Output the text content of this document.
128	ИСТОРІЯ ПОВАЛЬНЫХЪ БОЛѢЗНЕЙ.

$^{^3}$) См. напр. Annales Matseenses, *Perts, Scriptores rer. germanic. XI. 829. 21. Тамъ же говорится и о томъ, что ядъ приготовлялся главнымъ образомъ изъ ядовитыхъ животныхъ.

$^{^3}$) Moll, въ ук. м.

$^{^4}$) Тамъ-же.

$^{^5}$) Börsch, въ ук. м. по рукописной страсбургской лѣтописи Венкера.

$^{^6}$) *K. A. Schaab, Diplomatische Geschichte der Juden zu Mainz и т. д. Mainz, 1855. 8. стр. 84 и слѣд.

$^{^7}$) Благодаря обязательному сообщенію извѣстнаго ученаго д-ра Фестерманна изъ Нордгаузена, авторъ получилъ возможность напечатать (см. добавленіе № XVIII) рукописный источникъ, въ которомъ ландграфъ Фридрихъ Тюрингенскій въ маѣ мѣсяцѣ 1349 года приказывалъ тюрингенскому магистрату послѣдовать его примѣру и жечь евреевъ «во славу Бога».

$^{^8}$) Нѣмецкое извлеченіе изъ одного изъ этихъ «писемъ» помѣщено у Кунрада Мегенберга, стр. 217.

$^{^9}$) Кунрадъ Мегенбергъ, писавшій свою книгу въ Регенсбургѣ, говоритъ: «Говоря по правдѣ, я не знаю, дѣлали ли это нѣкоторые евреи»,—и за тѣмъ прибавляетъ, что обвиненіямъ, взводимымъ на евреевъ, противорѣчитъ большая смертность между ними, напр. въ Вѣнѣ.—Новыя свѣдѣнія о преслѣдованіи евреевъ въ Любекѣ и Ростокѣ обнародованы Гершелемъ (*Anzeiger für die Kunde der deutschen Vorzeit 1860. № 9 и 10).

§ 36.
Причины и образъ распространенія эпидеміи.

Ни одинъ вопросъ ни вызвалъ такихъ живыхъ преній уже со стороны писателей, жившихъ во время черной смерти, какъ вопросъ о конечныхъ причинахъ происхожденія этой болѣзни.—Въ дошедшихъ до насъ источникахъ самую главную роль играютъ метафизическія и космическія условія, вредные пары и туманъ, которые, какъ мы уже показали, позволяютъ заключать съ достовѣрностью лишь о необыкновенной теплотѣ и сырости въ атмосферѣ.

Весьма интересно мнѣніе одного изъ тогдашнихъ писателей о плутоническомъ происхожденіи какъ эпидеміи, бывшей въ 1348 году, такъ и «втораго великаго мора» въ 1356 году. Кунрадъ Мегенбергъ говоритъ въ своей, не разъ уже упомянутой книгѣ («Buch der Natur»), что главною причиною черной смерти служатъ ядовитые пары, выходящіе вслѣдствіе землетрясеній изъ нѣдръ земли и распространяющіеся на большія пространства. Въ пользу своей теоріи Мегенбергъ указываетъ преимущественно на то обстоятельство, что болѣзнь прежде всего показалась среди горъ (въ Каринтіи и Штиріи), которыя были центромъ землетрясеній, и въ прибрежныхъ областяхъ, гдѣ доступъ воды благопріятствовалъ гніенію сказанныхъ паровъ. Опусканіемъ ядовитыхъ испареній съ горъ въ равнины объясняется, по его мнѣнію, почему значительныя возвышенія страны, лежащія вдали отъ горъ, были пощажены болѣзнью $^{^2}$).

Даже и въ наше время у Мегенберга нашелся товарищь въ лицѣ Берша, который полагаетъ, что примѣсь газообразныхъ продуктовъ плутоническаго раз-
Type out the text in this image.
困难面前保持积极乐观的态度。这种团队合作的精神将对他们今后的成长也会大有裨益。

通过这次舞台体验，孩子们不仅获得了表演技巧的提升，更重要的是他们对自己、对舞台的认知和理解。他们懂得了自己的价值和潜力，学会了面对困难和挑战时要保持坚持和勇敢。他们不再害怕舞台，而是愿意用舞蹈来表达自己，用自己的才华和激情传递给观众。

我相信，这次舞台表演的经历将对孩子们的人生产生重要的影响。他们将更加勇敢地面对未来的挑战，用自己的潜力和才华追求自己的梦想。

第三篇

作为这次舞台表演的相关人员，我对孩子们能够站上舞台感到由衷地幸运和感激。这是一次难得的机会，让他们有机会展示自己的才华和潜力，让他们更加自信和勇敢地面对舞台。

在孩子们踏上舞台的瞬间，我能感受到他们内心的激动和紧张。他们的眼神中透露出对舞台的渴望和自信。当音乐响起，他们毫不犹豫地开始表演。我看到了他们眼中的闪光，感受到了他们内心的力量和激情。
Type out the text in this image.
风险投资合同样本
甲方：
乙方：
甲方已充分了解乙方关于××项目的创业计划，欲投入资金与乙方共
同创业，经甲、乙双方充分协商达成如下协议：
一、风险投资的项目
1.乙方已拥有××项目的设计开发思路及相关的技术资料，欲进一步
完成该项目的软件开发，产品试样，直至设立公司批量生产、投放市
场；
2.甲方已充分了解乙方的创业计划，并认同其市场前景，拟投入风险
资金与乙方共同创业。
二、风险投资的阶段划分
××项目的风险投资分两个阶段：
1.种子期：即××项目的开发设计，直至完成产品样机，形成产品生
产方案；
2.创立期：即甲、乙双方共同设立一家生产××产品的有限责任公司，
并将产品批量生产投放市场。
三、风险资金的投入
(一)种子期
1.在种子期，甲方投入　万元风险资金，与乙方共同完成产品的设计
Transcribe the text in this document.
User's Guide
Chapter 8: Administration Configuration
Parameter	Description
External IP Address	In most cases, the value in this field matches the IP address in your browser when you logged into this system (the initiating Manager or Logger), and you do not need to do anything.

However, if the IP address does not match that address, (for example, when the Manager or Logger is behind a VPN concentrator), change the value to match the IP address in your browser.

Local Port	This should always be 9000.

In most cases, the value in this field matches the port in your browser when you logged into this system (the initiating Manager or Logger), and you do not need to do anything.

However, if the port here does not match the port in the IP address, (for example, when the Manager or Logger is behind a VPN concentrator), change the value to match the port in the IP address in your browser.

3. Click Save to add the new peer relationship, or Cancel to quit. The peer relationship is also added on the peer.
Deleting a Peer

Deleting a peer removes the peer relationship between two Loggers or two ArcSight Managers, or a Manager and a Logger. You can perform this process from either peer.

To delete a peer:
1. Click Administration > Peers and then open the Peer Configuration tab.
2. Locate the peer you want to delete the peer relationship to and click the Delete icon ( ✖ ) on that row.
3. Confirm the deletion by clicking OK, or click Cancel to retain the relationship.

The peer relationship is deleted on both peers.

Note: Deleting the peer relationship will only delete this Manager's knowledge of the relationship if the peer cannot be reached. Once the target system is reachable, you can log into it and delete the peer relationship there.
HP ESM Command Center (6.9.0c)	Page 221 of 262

-------------------------

Prompt: Set down all of the data above, word for word.

Solution:
Output the text content of this document.
128	ИСТОРІЯ ПОВАЛЬНЫХЪ БОЛѢЗНЕЙ.

$^{^3}$) См. напр. Annales Matseenses, *Perts, Scriptores rer. germanic. XI. 829. 21. Тамъ же говорится и о томъ, что ядъ приготовлялся главнымъ образомъ изъ ядовитыхъ животныхъ.

$^{^3}$) Moll, въ ук. м.

$^{^4}$) Тамъ-же.

$^{^5}$) Börsch, въ ук. м. по рукописной страсбургской лѣтописи Венкера.

$^{^6}$) *K. A. Schaab, Diplomatische Geschichte der Juden zu Mainz и т. д. Mainz, 1855. 8. стр. 84 и слѣд.

$^{^7}$) Благодаря обязательному сообщенію извѣстнаго ученаго д-ра Фестерманна изъ Нордгаузена, авторъ получилъ возможность напечатать (см. добавленіе № XVIII) рукописный источникъ, въ которомъ ландграфъ Фридрихъ Тюрингенскій въ маѣ мѣсяцѣ 1349 года приказывалъ тюрингенскому магистрату послѣдовать его примѣру и жечь евреевъ «во славу Бога».

$^{^8}$) Нѣмецкое извлеченіе изъ одного изъ этихъ «писемъ» помѣщено у Кунрада Мегенберга, стр. 217.

$^{^9}$) Кунрадъ Мегенбергъ, писавшій свою книгу въ Регенсбургѣ, говоритъ: «Говоря по правдѣ, я не знаю, дѣлали ли это нѣкоторые евреи»,—и за тѣмъ прибавляетъ, что обвиненіямъ, взводимымъ на евреевъ, противорѣчитъ большая смертность между ними, напр. въ Вѣнѣ.—Новыя свѣдѣнія о преслѣдованіи евреевъ въ Любекѣ и Ростокѣ обнародованы Гершелемъ (*Anzeiger für die Kunde der deutschen Vorzeit 1860. № 9 и 10).

§ 36.
Причины и образъ распространенія эпидеміи.

Ни одинъ вопросъ ни вызвалъ такихъ живыхъ преній уже со стороны писателей, жившихъ во время черной смерти, какъ вопросъ о конечныхъ причинахъ происхожденія этой болѣзни.—Въ дошедшихъ до насъ источникахъ самую главную роль играютъ метафизическія и космическія условія, вредные пары и туманъ, которые, какъ мы уже показали, позволяютъ заключать съ достовѣрностью лишь о необыкновенной теплотѣ и сырости въ атмосферѣ.

Весьма интересно мнѣніе одного изъ тогдашнихъ писателей о плутоническомъ происхожденіи какъ эпидеміи, бывшей въ 1348 году, такъ и «втораго великаго мора» въ 1356 году. Кунрадъ Мегенбергъ говоритъ въ своей, не разъ уже упомянутой книгѣ («Buch der Natur»), что главною причиною черной смерти служатъ ядовитые пары, выходящіе вслѣдствіе землетрясеній изъ нѣдръ земли и распространяющіеся на большія пространства. Въ пользу своей теоріи Мегенбергъ указываетъ преимущественно на то обстоятельство, что болѣзнь прежде всего показалась среди горъ (въ Каринтіи и Штиріи), которыя были центромъ землетрясеній, и въ прибрежныхъ областяхъ, гдѣ доступъ воды благопріятствовалъ гніенію сказанныхъ паровъ. Опусканіемъ ядовитыхъ испареній съ горъ въ равнины объясняется, по его мнѣнію, почему значительныя возвышенія страны, лежащія вдали отъ горъ, были пощажены болѣзнью $^{^2}$).

Даже и въ наше время у Мегенберга нашелся товарищь въ лицѣ Берша, который полагаетъ, что примѣсь газообразныхъ продуктовъ плутоническаго раз-
Type out the text in this image.
困难面前保持积极乐观的态度。这种团队合作的精神将对他们今后的成长也会大有裨益。

通过这次舞台体验，孩子们不仅获得了表演技巧的提升，更重要的是他们对自己、对舞台的认知和理解。他们懂得了自己的价值和潜力，学会了面对困难和挑战时要保持坚持和勇敢。他们不再害怕舞台，而是愿意用舞蹈来表达自己，用自己的才华和激情传递给观众。

我相信，这次舞台表演的经历将对孩子们的人生产生重要的影响。他们将更加勇敢地面对未来的挑战，用自己的潜力和才华追求自己的梦想。

第三篇

作为这次舞台表演的相关人员，我对孩子们能够站上舞台感到由衷地幸运和感激。这是一次难得的机会，让他们有机会展示自己的才华和潜力，让他们更加自信和勇敢地面对舞台。

在孩子们踏上舞台的瞬间，我能感受到他们内心的激动和紧张。他们的眼神中透露出对舞台的渴望和自信。当音乐响起，他们毫不犹豫地开始表演。我看到了他们眼中的闪光，感受到了他们内心的力量和激情。
Type out the text in this image.
风险投资合同样本
甲方：
乙方：
甲方已充分了解乙方关于××项目的创业计划，欲投入资金与乙方共
同创业，经甲、乙双方充分协商达成如下协议：
一、风险投资的项目
1.乙方已拥有××项目的设计开发思路及相关的技术资料，欲进一步
完成该项目的软件开发，产品试样，直至设立公司批量生产、投放市
场；
2.甲方已充分了解乙方的创业计划，并认同其市场前景，拟投入风险
资金与乙方共同创业。
二、风险投资的阶段划分
××项目的风险投资分两个阶段：
1.种子期：即××项目的开发设计，直至完成产品样机，形成产品生
产方案；
2.创立期：即甲、乙双方共同设立一家生产××产品的有限责任公司，
并将产品批量生产投放市场。
三、风险资金的投入
(一)种子期
1.在种子期，甲方投入　万元风险资金，与乙方共同完成产品的设计
Transcribe the text in this document.
User's Guide
Chapter 8: Administration Configuration
Parameter	Description
External IP Address	In most cases, the value in this field matches the IP address in your browser when you logged into this system (the initiating Manager or Logger), and you do not need to do anything.

However, if the IP address does not match that address, (for example, when the Manager or Logger is behind a VPN concentrator), change the value to match the IP address in your browser.

Local Port	This should always be 9000.

In most cases, the value in this field matches the port in your browser when you logged into this system (the initiating Manager or Logger), and you do not need to do anything.

However, if the port here does not match the port in the IP address, (for example, when the Manager or Logger is behind a VPN concentrator), change the value to match the port in the IP address in your browser.

3. Click Save to add the new peer relationship, or Cancel to quit. The peer relationship is also added on the peer.
Deleting a Peer

Deleting a peer removes the peer relationship between two Loggers or two ArcSight Managers, or a Manager and a Logger. You can perform this process from either peer.

To delete a peer:
1. Click Administration > Peers and then open the Peer Configuration tab.
2. Locate the peer you want to delete the peer relationship to and click the Delete icon ( ✖ ) on that row.
3. Confirm the deletion by clicking OK, or click Cancel to retain the relationship.

The peer relationship is deleted on both peers.

Note: Deleting the peer relationship will only delete this Manager's knowledge of the relationship if the peer cannot be reached. Once the target system is reachable, you can log into it and delete the peer relationship there.
HP ESM Command Center (6.9.0c)	Page 221 of 262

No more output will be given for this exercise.